Brano fornito:
◇ ◇ ◇ ◇ ◇

LUCE E VITA: Quale "Buona scuola"?
Ecco l’editoriale di questa settimana di “Luce e Vita”:
“Il 5 maggio è stato teatro di uno sciopero ad altissima partecipazione del personale scolastico, in una percentuale che oscillerebbe, se si confrontano i dati della funzione pubblica e quelli resi noti dai sindacati, tra il 70% e l’80% dei lavoratori. Nei social network e sulle piazze globali dell’informazione, giravoltano notizie e opinioni, accomunate dal sostanziale rifiuto del DDL del governo Renzi, la sedicente “Buona scuola”. Eppure, con alcuni emendamenti, che non paiono modificare la sostanza della riforma, il DDL è stato frettolosamente, e distrattamente, approvato dalla Camera e ora si attende la discussione in Senato.
La “Buona scuola” è attualmente causa di un vero e proprio braccio di ferro tra il governo e i sindacati, che minacciano misure drastiche, come il blocco degli scrutini e degli esami di Stato. A sua volta, il premier Renzi si è abbandonato a dichiarazioni che sinceramente destano non lievi perplessità, come l’auspicio di un sindacato unico, con scarsa considerazione dell’importanza che la plurivocità riveste in uno Stato democratico.

◇ ◇ ◇ ◇ ◇

Voci grezze:

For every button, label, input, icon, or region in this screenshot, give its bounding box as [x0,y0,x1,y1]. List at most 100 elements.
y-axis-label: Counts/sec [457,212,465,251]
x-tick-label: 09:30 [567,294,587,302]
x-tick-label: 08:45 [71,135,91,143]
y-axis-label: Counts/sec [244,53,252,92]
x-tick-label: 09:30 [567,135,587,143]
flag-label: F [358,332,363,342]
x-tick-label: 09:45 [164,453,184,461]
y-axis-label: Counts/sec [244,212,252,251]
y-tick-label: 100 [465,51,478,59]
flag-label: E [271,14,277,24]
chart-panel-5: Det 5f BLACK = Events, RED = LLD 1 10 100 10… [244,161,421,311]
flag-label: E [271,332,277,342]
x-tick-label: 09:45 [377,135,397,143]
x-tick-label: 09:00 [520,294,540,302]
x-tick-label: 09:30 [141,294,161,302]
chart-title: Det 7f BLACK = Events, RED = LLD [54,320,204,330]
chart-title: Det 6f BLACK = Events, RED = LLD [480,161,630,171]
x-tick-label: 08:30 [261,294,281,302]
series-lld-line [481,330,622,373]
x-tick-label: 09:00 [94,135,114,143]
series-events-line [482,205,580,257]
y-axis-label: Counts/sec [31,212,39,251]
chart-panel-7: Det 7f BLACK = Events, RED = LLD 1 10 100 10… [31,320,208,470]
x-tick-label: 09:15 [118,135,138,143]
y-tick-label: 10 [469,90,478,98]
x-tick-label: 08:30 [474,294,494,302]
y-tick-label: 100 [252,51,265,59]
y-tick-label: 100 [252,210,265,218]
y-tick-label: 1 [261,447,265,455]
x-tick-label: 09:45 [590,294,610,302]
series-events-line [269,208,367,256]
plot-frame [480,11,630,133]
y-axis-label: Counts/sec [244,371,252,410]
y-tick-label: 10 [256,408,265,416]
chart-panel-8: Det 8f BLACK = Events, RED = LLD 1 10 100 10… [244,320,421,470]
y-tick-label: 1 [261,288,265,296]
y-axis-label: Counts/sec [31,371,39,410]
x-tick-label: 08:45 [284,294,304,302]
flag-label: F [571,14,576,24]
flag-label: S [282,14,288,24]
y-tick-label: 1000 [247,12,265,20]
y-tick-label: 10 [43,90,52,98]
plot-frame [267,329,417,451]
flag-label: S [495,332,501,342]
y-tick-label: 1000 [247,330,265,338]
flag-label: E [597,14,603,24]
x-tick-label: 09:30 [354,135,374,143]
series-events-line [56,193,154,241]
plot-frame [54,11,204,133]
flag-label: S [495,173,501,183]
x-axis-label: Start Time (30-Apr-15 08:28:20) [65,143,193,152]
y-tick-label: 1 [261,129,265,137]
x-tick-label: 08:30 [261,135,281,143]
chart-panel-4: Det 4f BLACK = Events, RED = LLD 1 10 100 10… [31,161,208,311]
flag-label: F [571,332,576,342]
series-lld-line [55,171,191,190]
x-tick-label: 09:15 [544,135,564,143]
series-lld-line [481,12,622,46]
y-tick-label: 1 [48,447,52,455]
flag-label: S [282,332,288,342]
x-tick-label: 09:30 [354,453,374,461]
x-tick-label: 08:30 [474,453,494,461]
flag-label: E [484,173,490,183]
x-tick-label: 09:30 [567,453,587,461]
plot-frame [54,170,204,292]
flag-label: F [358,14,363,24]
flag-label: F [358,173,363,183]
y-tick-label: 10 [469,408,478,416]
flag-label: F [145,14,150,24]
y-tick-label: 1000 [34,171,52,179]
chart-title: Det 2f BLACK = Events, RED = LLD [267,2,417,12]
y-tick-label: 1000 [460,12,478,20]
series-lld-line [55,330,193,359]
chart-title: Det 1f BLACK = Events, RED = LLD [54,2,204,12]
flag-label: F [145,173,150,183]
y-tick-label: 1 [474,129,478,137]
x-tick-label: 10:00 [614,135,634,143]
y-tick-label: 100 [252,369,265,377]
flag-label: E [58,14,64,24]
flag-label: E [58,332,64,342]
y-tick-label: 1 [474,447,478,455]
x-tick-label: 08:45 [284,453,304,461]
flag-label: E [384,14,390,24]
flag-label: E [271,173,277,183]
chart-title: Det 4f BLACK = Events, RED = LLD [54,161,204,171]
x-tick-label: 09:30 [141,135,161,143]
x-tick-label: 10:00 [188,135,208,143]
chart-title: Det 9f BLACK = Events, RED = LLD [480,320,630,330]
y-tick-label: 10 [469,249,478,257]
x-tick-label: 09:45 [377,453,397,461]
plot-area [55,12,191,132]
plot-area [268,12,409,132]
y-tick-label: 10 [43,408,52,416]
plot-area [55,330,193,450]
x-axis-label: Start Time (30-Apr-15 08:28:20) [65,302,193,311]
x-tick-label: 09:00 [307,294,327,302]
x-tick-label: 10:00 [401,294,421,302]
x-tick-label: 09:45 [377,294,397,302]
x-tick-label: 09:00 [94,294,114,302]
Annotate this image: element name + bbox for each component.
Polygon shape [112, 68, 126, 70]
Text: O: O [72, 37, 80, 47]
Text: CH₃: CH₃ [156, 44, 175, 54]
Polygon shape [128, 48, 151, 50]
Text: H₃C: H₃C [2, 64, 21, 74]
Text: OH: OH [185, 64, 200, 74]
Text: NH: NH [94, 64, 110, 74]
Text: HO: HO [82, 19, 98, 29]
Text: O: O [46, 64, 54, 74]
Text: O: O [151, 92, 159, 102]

◇ ◇ ◇ ◇ ◇

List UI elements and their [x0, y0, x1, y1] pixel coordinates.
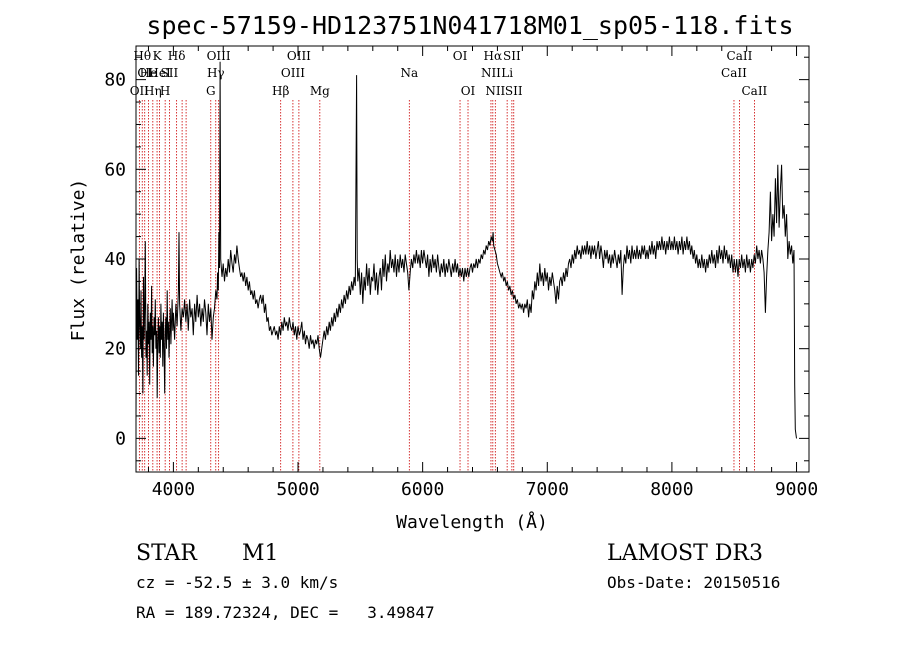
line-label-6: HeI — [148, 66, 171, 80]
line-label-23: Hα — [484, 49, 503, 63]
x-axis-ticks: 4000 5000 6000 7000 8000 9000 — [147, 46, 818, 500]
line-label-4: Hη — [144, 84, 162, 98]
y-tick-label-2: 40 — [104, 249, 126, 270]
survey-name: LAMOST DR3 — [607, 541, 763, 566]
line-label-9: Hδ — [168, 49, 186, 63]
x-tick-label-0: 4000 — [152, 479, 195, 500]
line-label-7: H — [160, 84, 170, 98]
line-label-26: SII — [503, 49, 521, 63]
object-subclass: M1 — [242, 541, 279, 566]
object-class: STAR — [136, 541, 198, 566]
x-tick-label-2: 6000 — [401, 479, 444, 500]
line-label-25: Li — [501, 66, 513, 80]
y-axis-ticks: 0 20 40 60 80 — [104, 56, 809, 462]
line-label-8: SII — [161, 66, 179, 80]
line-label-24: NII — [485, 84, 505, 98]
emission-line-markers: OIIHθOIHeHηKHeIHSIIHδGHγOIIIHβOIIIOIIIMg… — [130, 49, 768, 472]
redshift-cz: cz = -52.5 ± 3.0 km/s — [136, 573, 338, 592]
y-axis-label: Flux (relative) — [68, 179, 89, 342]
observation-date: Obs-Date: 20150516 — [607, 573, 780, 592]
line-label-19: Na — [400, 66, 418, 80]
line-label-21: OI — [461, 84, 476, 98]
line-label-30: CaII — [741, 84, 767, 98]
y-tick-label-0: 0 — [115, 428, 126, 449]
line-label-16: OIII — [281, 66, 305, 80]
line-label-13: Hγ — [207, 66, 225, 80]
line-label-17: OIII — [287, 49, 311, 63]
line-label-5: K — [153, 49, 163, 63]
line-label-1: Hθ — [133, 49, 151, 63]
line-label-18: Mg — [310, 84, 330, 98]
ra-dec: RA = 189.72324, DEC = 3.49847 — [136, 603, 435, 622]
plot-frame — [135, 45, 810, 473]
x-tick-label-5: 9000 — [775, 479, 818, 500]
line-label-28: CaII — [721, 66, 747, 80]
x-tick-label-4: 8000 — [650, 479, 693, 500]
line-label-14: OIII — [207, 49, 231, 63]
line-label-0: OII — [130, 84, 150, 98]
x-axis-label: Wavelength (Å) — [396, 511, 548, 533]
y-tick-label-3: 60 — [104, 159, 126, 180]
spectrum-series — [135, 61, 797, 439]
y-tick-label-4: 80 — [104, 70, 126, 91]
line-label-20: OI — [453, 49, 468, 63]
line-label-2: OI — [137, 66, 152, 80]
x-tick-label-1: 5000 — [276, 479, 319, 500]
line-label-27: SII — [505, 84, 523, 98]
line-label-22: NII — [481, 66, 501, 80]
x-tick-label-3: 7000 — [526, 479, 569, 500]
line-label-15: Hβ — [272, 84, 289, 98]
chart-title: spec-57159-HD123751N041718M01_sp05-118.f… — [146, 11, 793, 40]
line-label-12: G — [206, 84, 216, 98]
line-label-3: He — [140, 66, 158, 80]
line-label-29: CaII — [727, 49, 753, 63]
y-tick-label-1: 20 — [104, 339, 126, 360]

◇ ◇ ◇ ◇ ◇

Compito breve: Trascrivi dal brano sulla "Buona scuola" il passo che va da "LUCE E VITA: Quale" fino a "discussione in Senato." compreso. Le voci non hanno alcuna parte in questo lavoro.

Soluzione qui sotto:
LUCE E VITA: Quale "Buona scuola"?
Ecco l’editoriale di questa settimana di “Luce e Vita”:
“Il 5 maggio è stato teatro di uno sciopero ad altissima partecipazione del personale scolastico, in una percentuale che oscillerebbe, se si confrontano i dati della funzione pubblica e quelli resi noti dai sindacati, tra il 70% e l’80% dei lavoratori. Nei social network e sulle piazze globali dell’informazione, giravoltano notizie e opinioni, accomunate dal sostanziale rifiuto del DDL del governo Renzi, la sedicente “Buona scuola”. Eppure, con alcuni emendamenti, che non paiono modificare la sostanza della riforma, il DDL è stato frettolosamente, e distrattamente, approvato dalla Camera e ora si attende la discussione in Senato.